[start of EXCERPTED DATA]

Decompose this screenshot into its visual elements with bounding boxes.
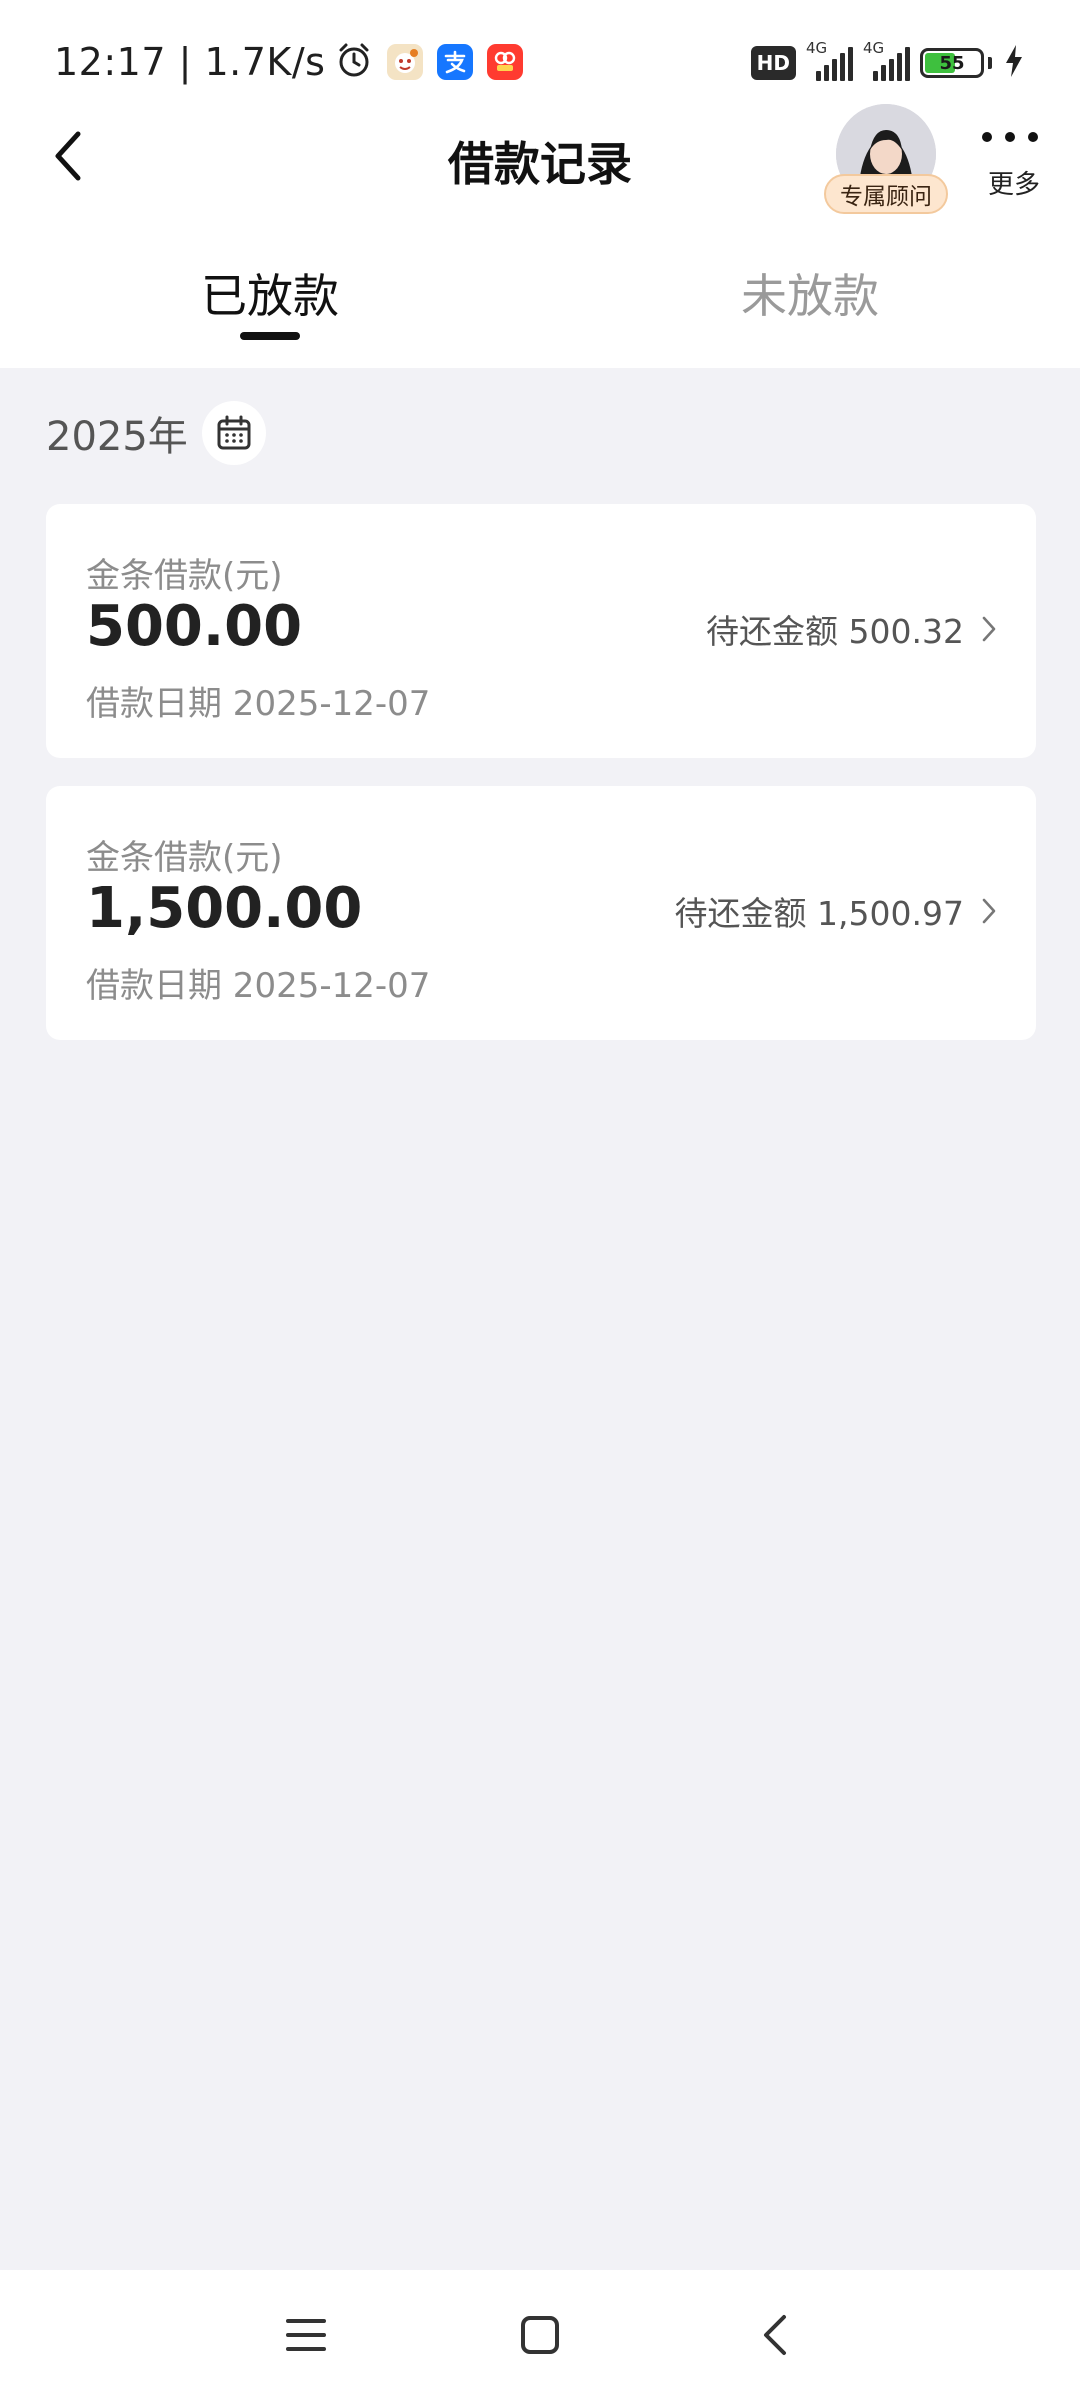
- year-filter: 2025年: [46, 398, 266, 468]
- system-nav-bar: [0, 2270, 1080, 2400]
- battery-level: 55: [939, 52, 965, 74]
- network-type-label: 4G: [863, 39, 885, 57]
- more-dots-icon: [982, 132, 1038, 142]
- signal-icon: 4G: [863, 39, 910, 81]
- home-button[interactable]: [505, 2300, 575, 2370]
- clock-and-speed: 12:17 | 1.7K/s: [54, 40, 326, 84]
- battery-tip: [988, 57, 992, 69]
- advisor-button[interactable]: 专属顾问: [820, 104, 952, 220]
- system-back-button[interactable]: [740, 2300, 810, 2370]
- status-bar-right: HD 4G 4G 55: [750, 39, 1026, 86]
- network-type-label: 4G: [806, 39, 828, 57]
- loan-record-card[interactable]: 金条借款(元) 1,500.00 借款日期 2025-12-07 待还金额 1,…: [46, 786, 1036, 1040]
- signal-icon: 4G: [806, 39, 853, 81]
- loan-type-label: 金条借款(元): [86, 556, 283, 596]
- outstanding-amount[interactable]: 待还金额 500.32: [706, 604, 998, 654]
- chevron-right-icon: [982, 898, 996, 924]
- charging-bolt-icon: [1002, 43, 1026, 83]
- home-square-icon: [521, 2316, 559, 2354]
- battery-icon: 55: [920, 48, 984, 78]
- back-chevron-icon: [764, 2315, 786, 2355]
- advisor-label: 专属顾问: [824, 174, 948, 214]
- loan-date: 借款日期 2025-12-07: [86, 684, 431, 724]
- loan-amount: 1,500.00: [86, 876, 363, 941]
- more-label: 更多: [987, 170, 1040, 200]
- tab-disbursed[interactable]: 已放款: [180, 260, 360, 326]
- hd-badge: HD: [750, 46, 796, 80]
- more-button[interactable]: 更多: [966, 118, 1062, 208]
- outstanding-amount-text: 待还金额 1,500.97: [674, 894, 964, 933]
- recent-apps-button[interactable]: [271, 2300, 341, 2370]
- app-notification-icon: [487, 44, 524, 80]
- active-tab-indicator: [240, 332, 300, 340]
- outstanding-amount[interactable]: 待还金额 1,500.97: [675, 886, 998, 936]
- loan-type-label: 金条借款(元): [86, 838, 283, 878]
- status-bar-left: 12:17 | 1.7K/s: [54, 36, 524, 88]
- chevron-right-icon: [982, 616, 996, 642]
- loan-amount: 500.00: [86, 594, 303, 659]
- loan-record-card[interactable]: 金条借款(元) 500.00 借款日期 2025-12-07 待还金额 500.…: [46, 504, 1036, 758]
- calendar-icon: [217, 415, 251, 450]
- app-header: 借款记录 专属顾问 更多: [0, 100, 1080, 220]
- alipay-icon: [437, 44, 474, 80]
- year-label: 2025年: [46, 414, 188, 460]
- calendar-button[interactable]: [201, 401, 266, 465]
- menu-icon: [286, 2319, 326, 2351]
- notification-icons: [335, 41, 524, 83]
- loan-status-tabs: 已放款 未放款: [0, 240, 1080, 340]
- loan-date: 借款日期 2025-12-07: [86, 966, 431, 1006]
- alarm-icon: [335, 41, 373, 83]
- app-notification-icon: [387, 44, 424, 80]
- tab-not-disbursed[interactable]: 未放款: [720, 260, 900, 326]
- outstanding-amount-text: 待还金额 500.32: [706, 612, 964, 651]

[end of EXCERPTED DATA]

GIVEN INSTRUCTION
Copy every line of the data above word for word, omitting the pictures from your answer.

RESULT OF THE TASK
Decompose this screenshot into its visual elements with bounding boxes.
- year-filter: 2025年: [46, 398, 266, 468]
- system-nav-bar: [0, 2270, 1080, 2400]
- battery-level: 55: [939, 52, 965, 74]
- network-type-label: 4G: [863, 39, 885, 57]
- more-dots-icon: [982, 132, 1038, 142]
- signal-icon: 4G: [863, 39, 910, 81]
- home-button[interactable]: [505, 2300, 575, 2370]
- clock-and-speed: 12:17 | 1.7K/s: [54, 40, 326, 84]
- battery-tip: [988, 57, 992, 69]
- advisor-button[interactable]: 专属顾问: [820, 104, 952, 220]
- system-back-button[interactable]: [740, 2300, 810, 2370]
- status-bar-right: HD 4G 4G 55: [750, 39, 1026, 86]
- network-type-label: 4G: [806, 39, 828, 57]
- loan-record-card[interactable]: 金条借款(元) 1,500.00 借款日期 2025-12-07 待还金额 1,…: [46, 786, 1036, 1040]
- signal-icon: 4G: [806, 39, 853, 81]
- loan-type-label: 金条借款(元): [86, 556, 283, 596]
- outstanding-amount[interactable]: 待还金额 500.32: [706, 604, 998, 654]
- chevron-right-icon: [982, 898, 996, 924]
- charging-bolt-icon: [1002, 43, 1026, 83]
- home-square-icon: [521, 2316, 559, 2354]
- battery-icon: 55: [920, 48, 984, 78]
- back-chevron-icon: [764, 2315, 786, 2355]
- advisor-label: 专属顾问: [824, 174, 948, 214]
- loan-date: 借款日期 2025-12-07: [86, 684, 431, 724]
- loan-amount: 1,500.00: [86, 876, 363, 941]
- more-label: 更多: [987, 170, 1040, 200]
- tab-disbursed[interactable]: 已放款: [180, 260, 360, 326]
- hd-badge: HD: [750, 46, 796, 80]
- more-button[interactable]: 更多: [966, 118, 1062, 208]
- outstanding-amount-text: 待还金额 1,500.97: [674, 894, 964, 933]
- recent-apps-button[interactable]: [271, 2300, 341, 2370]
- app-notification-icon: [487, 44, 524, 80]
- active-tab-indicator: [240, 332, 300, 340]
- outstanding-amount[interactable]: 待还金额 1,500.97: [675, 886, 998, 936]
- loan-type-label: 金条借款(元): [86, 838, 283, 878]
- status-bar-left: 12:17 | 1.7K/s: [54, 36, 524, 88]
- chevron-right-icon: [982, 616, 996, 642]
- loan-amount: 500.00: [86, 594, 303, 659]
- loan-record-card[interactable]: 金条借款(元) 500.00 借款日期 2025-12-07 待还金额 500.…: [46, 504, 1036, 758]
- calendar-icon: [217, 415, 251, 450]
- app-header: 借款记录 专属顾问 更多: [0, 100, 1080, 220]
- alipay-icon: [437, 44, 474, 80]
- year-label: 2025年: [46, 414, 188, 460]
- calendar-button[interactable]: [201, 401, 266, 465]
- menu-icon: [286, 2319, 326, 2351]
- notification-icons: [335, 41, 524, 83]
- loan-status-tabs: 已放款 未放款: [0, 240, 1080, 340]
- loan-date: 借款日期 2025-12-07: [86, 966, 431, 1006]
- alarm-icon: [335, 41, 373, 83]
- app-notification-icon: [387, 44, 424, 80]
- tab-not-disbursed[interactable]: 未放款: [720, 260, 900, 326]
- outstanding-amount-text: 待还金额 500.32: [706, 612, 964, 651]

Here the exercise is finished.